═══ Texto proporcionado ═══
Alemania propone un estatus de «miembro asociado» para sortear la lentitud de la adhesión a la UE
La posibilidad de que España se beneficie de una mayor estabilidad y oportunidades económicas en Europa se ve directamente afectada por los movimientos estratégicos en el seno de la Unión Europea. La reciente propuesta de Alemania para otorgar a Ucrania un estatus de miembro asociado de la UE ha puesto sobre la mesa un debate crucial sobre el futuro de la ampliación y la seguridad continental, cuyas repercusiones podrían sentirse en la economía y la política españolas.
═══ Registros proporcionados ═══
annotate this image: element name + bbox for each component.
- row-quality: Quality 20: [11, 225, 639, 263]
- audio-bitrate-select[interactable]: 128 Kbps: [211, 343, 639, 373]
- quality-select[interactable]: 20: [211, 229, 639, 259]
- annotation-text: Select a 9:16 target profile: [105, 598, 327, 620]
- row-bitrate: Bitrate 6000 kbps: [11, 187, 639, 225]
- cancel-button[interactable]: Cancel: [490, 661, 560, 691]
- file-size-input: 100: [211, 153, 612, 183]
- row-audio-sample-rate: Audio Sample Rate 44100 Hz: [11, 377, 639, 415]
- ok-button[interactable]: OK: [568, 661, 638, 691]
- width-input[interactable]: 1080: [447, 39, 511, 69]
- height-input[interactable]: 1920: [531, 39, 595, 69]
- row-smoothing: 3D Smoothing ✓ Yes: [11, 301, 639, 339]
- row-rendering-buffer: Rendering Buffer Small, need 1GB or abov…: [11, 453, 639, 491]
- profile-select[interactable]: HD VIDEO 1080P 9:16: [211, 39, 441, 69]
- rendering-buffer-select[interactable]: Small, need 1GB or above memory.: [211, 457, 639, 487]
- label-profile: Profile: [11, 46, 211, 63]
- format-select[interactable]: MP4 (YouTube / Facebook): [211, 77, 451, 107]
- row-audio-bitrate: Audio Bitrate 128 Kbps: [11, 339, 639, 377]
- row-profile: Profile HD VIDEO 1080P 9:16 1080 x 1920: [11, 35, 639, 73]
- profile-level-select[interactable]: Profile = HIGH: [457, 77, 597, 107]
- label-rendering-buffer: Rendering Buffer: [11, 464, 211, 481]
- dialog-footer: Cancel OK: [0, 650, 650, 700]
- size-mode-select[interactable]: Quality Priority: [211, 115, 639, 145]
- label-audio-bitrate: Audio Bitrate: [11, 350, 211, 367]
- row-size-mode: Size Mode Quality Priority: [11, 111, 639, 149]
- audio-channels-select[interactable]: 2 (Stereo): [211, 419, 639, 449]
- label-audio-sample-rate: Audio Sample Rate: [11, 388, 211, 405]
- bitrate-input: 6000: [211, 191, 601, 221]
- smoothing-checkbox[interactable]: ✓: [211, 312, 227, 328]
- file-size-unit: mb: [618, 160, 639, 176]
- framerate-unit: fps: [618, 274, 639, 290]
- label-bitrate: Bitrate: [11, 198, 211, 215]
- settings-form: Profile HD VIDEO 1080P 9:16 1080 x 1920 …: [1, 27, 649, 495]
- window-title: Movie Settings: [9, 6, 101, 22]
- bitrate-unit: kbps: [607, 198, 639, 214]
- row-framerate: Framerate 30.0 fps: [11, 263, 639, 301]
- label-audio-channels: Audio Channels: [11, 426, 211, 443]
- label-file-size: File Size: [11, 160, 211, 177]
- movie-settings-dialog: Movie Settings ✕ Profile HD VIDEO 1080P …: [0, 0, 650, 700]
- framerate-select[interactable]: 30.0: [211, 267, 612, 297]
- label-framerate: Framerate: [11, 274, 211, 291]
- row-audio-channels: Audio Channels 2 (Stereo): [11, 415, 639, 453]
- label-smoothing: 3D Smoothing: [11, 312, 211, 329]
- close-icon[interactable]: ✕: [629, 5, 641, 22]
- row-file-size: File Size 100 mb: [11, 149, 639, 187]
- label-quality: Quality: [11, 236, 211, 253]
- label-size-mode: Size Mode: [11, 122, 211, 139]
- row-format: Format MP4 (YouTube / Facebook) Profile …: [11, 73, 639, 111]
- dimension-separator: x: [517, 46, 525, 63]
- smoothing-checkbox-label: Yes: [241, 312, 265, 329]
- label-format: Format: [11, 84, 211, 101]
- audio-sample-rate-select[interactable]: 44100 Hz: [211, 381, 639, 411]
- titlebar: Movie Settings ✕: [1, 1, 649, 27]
═══
Objetivo de la tarea:
Enumera todos los países que se nombran en el texto sobre la propuesta de Alemania. Los registros son un material aparte del texto.

Respuesta:
Alemania, España y Ucrania.